INSTRUCTIONS TO FOLLOW> Make an exact copy of all the material below, apart from the pictures.

— start INFORMATION SHOWN —

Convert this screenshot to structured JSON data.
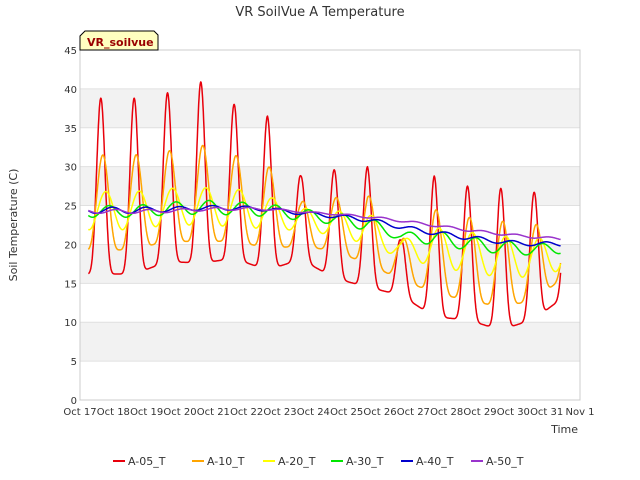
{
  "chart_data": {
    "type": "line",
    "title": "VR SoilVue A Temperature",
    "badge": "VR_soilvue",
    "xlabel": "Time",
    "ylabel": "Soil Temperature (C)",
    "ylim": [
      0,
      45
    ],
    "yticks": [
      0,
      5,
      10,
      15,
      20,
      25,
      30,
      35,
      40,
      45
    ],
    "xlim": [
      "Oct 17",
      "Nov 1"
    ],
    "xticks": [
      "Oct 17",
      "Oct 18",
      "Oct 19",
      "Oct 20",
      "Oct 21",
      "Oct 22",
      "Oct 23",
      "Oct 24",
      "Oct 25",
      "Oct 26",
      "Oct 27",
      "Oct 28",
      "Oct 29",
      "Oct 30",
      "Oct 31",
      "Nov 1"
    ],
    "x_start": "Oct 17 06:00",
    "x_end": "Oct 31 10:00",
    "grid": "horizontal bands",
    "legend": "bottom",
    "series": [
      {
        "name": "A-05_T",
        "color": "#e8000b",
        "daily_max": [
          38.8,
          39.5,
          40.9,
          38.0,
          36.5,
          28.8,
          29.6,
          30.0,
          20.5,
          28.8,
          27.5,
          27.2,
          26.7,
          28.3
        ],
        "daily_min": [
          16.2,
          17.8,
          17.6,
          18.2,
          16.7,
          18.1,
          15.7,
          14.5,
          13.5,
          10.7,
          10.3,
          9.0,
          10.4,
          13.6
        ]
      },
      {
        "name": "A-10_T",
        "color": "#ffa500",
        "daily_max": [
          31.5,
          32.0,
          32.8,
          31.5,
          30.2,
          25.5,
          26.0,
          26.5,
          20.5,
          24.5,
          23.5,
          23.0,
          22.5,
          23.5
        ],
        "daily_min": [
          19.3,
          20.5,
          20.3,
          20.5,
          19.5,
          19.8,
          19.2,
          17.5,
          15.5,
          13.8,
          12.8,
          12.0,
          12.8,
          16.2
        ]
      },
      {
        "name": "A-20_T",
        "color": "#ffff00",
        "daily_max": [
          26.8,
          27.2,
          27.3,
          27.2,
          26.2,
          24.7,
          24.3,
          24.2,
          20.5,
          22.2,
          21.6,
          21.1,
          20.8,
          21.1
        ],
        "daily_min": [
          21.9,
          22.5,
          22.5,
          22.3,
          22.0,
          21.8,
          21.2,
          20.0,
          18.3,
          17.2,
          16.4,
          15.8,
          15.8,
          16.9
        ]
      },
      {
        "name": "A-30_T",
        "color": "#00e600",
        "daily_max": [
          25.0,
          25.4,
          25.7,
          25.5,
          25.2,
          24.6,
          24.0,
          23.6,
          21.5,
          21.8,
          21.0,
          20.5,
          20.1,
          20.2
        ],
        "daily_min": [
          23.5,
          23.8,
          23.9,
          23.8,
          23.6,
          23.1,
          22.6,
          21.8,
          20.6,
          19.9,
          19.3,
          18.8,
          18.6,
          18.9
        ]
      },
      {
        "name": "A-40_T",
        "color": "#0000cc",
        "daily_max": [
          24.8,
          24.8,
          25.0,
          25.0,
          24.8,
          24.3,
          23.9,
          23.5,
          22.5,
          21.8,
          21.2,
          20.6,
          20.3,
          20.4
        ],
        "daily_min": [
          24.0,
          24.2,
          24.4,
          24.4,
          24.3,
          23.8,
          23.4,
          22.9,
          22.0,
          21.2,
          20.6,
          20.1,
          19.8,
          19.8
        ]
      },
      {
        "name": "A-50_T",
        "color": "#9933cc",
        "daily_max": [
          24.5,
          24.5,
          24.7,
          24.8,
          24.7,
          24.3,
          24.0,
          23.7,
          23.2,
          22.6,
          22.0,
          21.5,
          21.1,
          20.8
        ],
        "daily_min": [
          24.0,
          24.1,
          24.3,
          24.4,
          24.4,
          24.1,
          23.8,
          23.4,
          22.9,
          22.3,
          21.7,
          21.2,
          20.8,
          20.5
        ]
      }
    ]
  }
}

— end INFORMATION SHOWN —

SOLUTION TO THIS EXERCISE>
Convert this screenshot to structured JSON data.
{
  "chart_data": {
    "type": "line",
    "title": "VR SoilVue A Temperature",
    "badge": "VR_soilvue",
    "xlabel": "Time",
    "ylabel": "Soil Temperature (C)",
    "ylim": [
      0,
      45
    ],
    "yticks": [
      0,
      5,
      10,
      15,
      20,
      25,
      30,
      35,
      40,
      45
    ],
    "xlim": [
      "Oct 17",
      "Nov 1"
    ],
    "xticks": [
      "Oct 17",
      "Oct 18",
      "Oct 19",
      "Oct 20",
      "Oct 21",
      "Oct 22",
      "Oct 23",
      "Oct 24",
      "Oct 25",
      "Oct 26",
      "Oct 27",
      "Oct 28",
      "Oct 29",
      "Oct 30",
      "Oct 31",
      "Nov 1"
    ],
    "x_start": "Oct 17 06:00",
    "x_end": "Oct 31 10:00",
    "grid": "horizontal bands",
    "legend": "bottom",
    "series": [
      {
        "name": "A-05_T",
        "color": "#e8000b",
        "daily_max": [
          38.8,
          39.5,
          40.9,
          38.0,
          36.5,
          28.8,
          29.6,
          30.0,
          20.5,
          28.8,
          27.5,
          27.2,
          26.7,
          28.3
        ],
        "daily_min": [
          16.2,
          17.8,
          17.6,
          18.2,
          16.7,
          18.1,
          15.7,
          14.5,
          13.5,
          10.7,
          10.3,
          9.0,
          10.4,
          13.6
        ]
      },
      {
        "name": "A-10_T",
        "color": "#ffa500",
        "daily_max": [
          31.5,
          32.0,
          32.8,
          31.5,
          30.2,
          25.5,
          26.0,
          26.5,
          20.5,
          24.5,
          23.5,
          23.0,
          22.5,
          23.5
        ],
        "daily_min": [
          19.3,
          20.5,
          20.3,
          20.5,
          19.5,
          19.8,
          19.2,
          17.5,
          15.5,
          13.8,
          12.8,
          12.0,
          12.8,
          16.2
        ]
      },
      {
        "name": "A-20_T",
        "color": "#ffff00",
        "daily_max": [
          26.8,
          27.2,
          27.3,
          27.2,
          26.2,
          24.7,
          24.3,
          24.2,
          20.5,
          22.2,
          21.6,
          21.1,
          20.8,
          21.1
        ],
        "daily_min": [
          21.9,
          22.5,
          22.5,
          22.3,
          22.0,
          21.8,
          21.2,
          20.0,
          18.3,
          17.2,
          16.4,
          15.8,
          15.8,
          16.9
        ]
      },
      {
        "name": "A-30_T",
        "color": "#00e600",
        "daily_max": [
          25.0,
          25.4,
          25.7,
          25.5,
          25.2,
          24.6,
          24.0,
          23.6,
          21.5,
          21.8,
          21.0,
          20.5,
          20.1,
          20.2
        ],
        "daily_min": [
          23.5,
          23.8,
          23.9,
          23.8,
          23.6,
          23.1,
          22.6,
          21.8,
          20.6,
          19.9,
          19.3,
          18.8,
          18.6,
          18.9
        ]
      },
      {
        "name": "A-40_T",
        "color": "#0000cc",
        "daily_max": [
          24.8,
          24.8,
          25.0,
          25.0,
          24.8,
          24.3,
          23.9,
          23.5,
          22.5,
          21.8,
          21.2,
          20.6,
          20.3,
          20.4
        ],
        "daily_min": [
          24.0,
          24.2,
          24.4,
          24.4,
          24.3,
          23.8,
          23.4,
          22.9,
          22.0,
          21.2,
          20.6,
          20.1,
          19.8,
          19.8
        ]
      },
      {
        "name": "A-50_T",
        "color": "#9933cc",
        "daily_max": [
          24.5,
          24.5,
          24.7,
          24.8,
          24.7,
          24.3,
          24.0,
          23.7,
          23.2,
          22.6,
          22.0,
          21.5,
          21.1,
          20.8
        ],
        "daily_min": [
          24.0,
          24.1,
          24.3,
          24.4,
          24.4,
          24.1,
          23.8,
          23.4,
          22.9,
          22.3,
          21.7,
          21.2,
          20.8,
          20.5
        ]
      }
    ]
  }
}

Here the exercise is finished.